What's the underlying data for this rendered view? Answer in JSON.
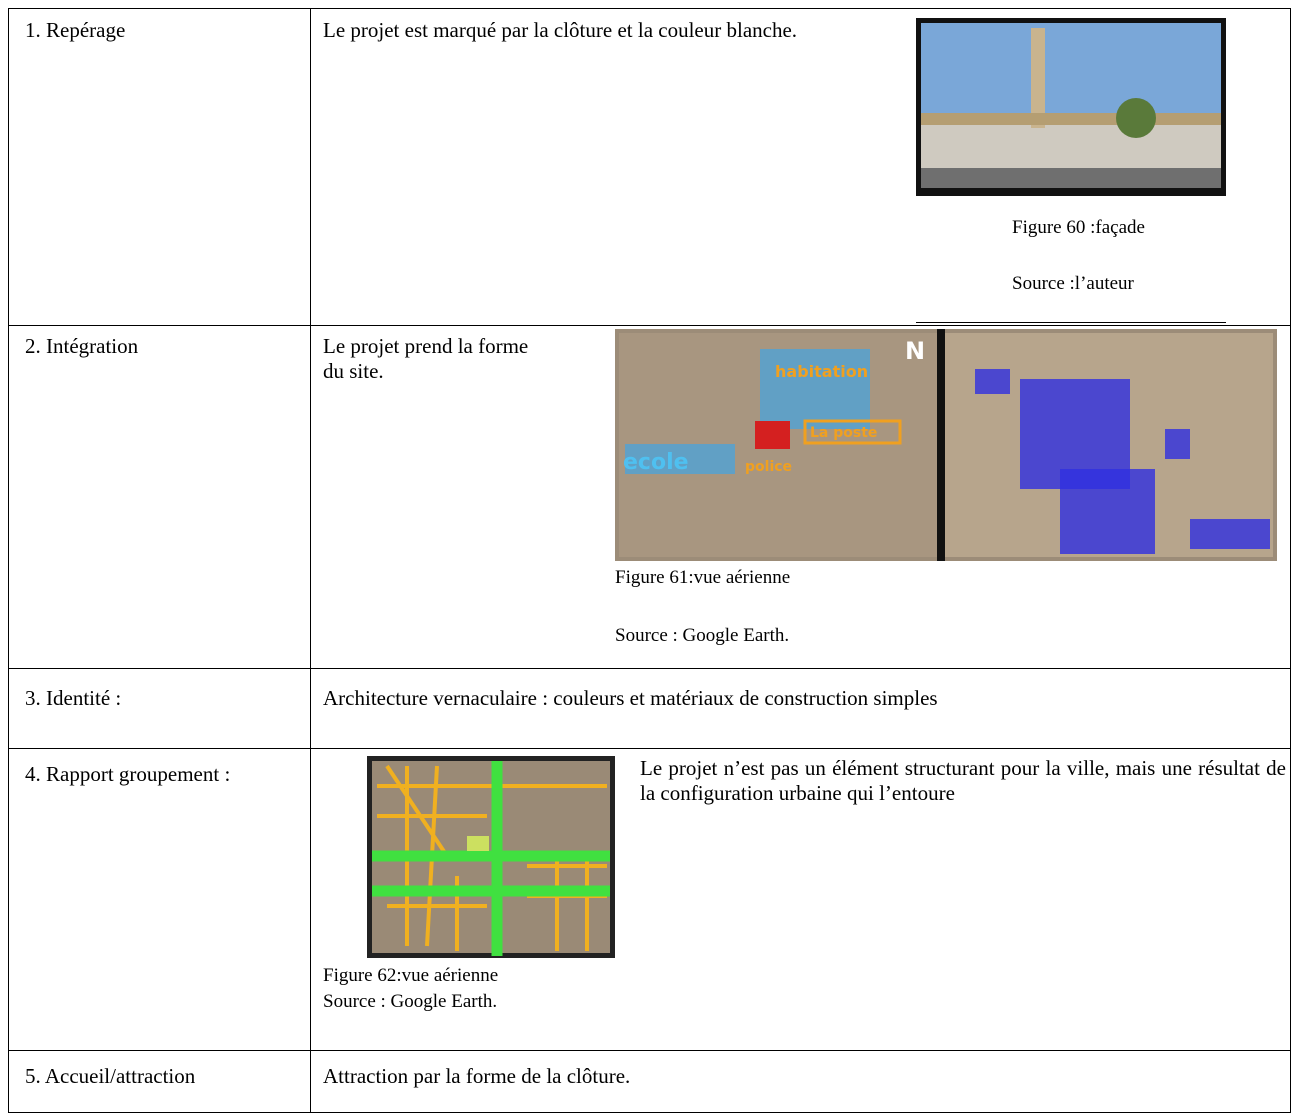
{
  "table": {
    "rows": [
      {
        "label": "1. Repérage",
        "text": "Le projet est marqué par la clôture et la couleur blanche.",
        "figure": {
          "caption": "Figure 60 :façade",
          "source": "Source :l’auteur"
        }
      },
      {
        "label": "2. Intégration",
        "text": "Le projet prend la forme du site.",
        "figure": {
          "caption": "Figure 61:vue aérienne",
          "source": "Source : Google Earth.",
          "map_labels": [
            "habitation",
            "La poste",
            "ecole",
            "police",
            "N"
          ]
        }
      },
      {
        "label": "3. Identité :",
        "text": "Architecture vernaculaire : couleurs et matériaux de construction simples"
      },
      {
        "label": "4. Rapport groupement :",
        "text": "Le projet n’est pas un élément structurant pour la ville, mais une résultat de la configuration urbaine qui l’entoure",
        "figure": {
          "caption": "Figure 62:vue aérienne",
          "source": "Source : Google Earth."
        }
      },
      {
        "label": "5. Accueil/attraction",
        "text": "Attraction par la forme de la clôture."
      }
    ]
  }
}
____
Write out the data precisely as given, excluding the pictures.

● **Exercise answer**:
What's the underlying data for this rendered view? Answer in JSON.
{
  "table": {
    "rows": [
      {
        "label": "1. Repérage",
        "text": "Le projet est marqué par la clôture et la couleur blanche.",
        "figure": {
          "caption": "Figure 60 :façade",
          "source": "Source :l’auteur"
        }
      },
      {
        "label": "2. Intégration",
        "text": "Le projet prend la forme du site.",
        "figure": {
          "caption": "Figure 61:vue aérienne",
          "source": "Source : Google Earth.",
          "map_labels": [
            "habitation",
            "La poste",
            "ecole",
            "police",
            "N"
          ]
        }
      },
      {
        "label": "3. Identité :",
        "text": "Architecture vernaculaire : couleurs et matériaux de construction simples"
      },
      {
        "label": "4. Rapport groupement :",
        "text": "Le projet n’est pas un élément structurant pour la ville, mais une résultat de la configuration urbaine qui l’entoure",
        "figure": {
          "caption": "Figure 62:vue aérienne",
          "source": "Source : Google Earth."
        }
      },
      {
        "label": "5. Accueil/attraction",
        "text": "Attraction par la forme de la clôture."
      }
    ]
  }
}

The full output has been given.